• **What needs to be done**
Give the data again, word for word.

• **Given records**

===

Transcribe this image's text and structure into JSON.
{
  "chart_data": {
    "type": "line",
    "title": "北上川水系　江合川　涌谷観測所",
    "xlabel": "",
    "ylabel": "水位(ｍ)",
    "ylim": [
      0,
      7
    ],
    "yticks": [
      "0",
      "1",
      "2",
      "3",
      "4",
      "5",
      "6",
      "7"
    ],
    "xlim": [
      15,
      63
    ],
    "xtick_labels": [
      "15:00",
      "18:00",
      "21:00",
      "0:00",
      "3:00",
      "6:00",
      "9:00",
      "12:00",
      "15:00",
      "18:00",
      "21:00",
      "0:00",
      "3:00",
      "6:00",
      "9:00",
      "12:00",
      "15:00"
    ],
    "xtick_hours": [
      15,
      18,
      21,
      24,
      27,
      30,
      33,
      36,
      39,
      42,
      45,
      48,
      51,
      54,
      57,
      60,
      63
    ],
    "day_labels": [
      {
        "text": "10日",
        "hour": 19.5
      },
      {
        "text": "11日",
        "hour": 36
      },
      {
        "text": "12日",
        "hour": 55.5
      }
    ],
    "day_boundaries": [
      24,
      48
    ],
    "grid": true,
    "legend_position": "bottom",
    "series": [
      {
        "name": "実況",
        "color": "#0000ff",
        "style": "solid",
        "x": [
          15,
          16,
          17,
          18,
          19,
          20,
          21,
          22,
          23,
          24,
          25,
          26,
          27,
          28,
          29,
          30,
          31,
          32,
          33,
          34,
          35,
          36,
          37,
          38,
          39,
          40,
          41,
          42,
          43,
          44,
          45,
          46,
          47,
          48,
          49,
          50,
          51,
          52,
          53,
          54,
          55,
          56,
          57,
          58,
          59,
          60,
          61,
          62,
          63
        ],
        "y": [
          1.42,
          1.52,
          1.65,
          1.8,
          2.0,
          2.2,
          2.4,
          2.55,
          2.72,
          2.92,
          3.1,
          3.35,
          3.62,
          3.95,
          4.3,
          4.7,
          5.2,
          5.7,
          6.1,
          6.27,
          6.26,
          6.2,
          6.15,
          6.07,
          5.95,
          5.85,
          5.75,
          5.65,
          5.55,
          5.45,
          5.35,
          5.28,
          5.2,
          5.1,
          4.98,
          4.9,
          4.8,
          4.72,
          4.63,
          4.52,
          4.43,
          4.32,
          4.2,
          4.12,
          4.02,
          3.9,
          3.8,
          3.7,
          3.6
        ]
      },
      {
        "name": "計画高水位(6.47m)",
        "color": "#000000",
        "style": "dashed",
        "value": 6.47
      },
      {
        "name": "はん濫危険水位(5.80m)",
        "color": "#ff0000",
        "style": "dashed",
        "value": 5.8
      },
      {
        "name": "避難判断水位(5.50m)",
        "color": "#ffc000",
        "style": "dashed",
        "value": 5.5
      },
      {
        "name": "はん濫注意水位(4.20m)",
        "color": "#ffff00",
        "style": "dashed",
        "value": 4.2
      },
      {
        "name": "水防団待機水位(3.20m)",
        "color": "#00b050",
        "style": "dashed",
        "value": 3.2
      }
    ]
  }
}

===

• **Response**
Transcribe this image's text and structure into JSON.
{
  "chart_data": {
    "type": "line",
    "title": "北上川水系　江合川　涌谷観測所",
    "xlabel": "",
    "ylabel": "水位(ｍ)",
    "ylim": [
      0,
      7
    ],
    "yticks": [
      "0",
      "1",
      "2",
      "3",
      "4",
      "5",
      "6",
      "7"
    ],
    "xlim": [
      15,
      63
    ],
    "xtick_labels": [
      "15:00",
      "18:00",
      "21:00",
      "0:00",
      "3:00",
      "6:00",
      "9:00",
      "12:00",
      "15:00",
      "18:00",
      "21:00",
      "0:00",
      "3:00",
      "6:00",
      "9:00",
      "12:00",
      "15:00"
    ],
    "xtick_hours": [
      15,
      18,
      21,
      24,
      27,
      30,
      33,
      36,
      39,
      42,
      45,
      48,
      51,
      54,
      57,
      60,
      63
    ],
    "day_labels": [
      {
        "text": "10日",
        "hour": 19.5
      },
      {
        "text": "11日",
        "hour": 36
      },
      {
        "text": "12日",
        "hour": 55.5
      }
    ],
    "day_boundaries": [
      24,
      48
    ],
    "grid": true,
    "legend_position": "bottom",
    "series": [
      {
        "name": "実況",
        "color": "#0000ff",
        "style": "solid",
        "x": [
          15,
          16,
          17,
          18,
          19,
          20,
          21,
          22,
          23,
          24,
          25,
          26,
          27,
          28,
          29,
          30,
          31,
          32,
          33,
          34,
          35,
          36,
          37,
          38,
          39,
          40,
          41,
          42,
          43,
          44,
          45,
          46,
          47,
          48,
          49,
          50,
          51,
          52,
          53,
          54,
          55,
          56,
          57,
          58,
          59,
          60,
          61,
          62,
          63
        ],
        "y": [
          1.42,
          1.52,
          1.65,
          1.8,
          2.0,
          2.2,
          2.4,
          2.55,
          2.72,
          2.92,
          3.1,
          3.35,
          3.62,
          3.95,
          4.3,
          4.7,
          5.2,
          5.7,
          6.1,
          6.27,
          6.26,
          6.2,
          6.15,
          6.07,
          5.95,
          5.85,
          5.75,
          5.65,
          5.55,
          5.45,
          5.35,
          5.28,
          5.2,
          5.1,
          4.98,
          4.9,
          4.8,
          4.72,
          4.63,
          4.52,
          4.43,
          4.32,
          4.2,
          4.12,
          4.02,
          3.9,
          3.8,
          3.7,
          3.6
        ]
      },
      {
        "name": "計画高水位(6.47m)",
        "color": "#000000",
        "style": "dashed",
        "value": 6.47
      },
      {
        "name": "はん濫危険水位(5.80m)",
        "color": "#ff0000",
        "style": "dashed",
        "value": 5.8
      },
      {
        "name": "避難判断水位(5.50m)",
        "color": "#ffc000",
        "style": "dashed",
        "value": 5.5
      },
      {
        "name": "はん濫注意水位(4.20m)",
        "color": "#ffff00",
        "style": "dashed",
        "value": 4.2
      },
      {
        "name": "水防団待機水位(3.20m)",
        "color": "#00b050",
        "style": "dashed",
        "value": 3.2
      }
    ]
  }
}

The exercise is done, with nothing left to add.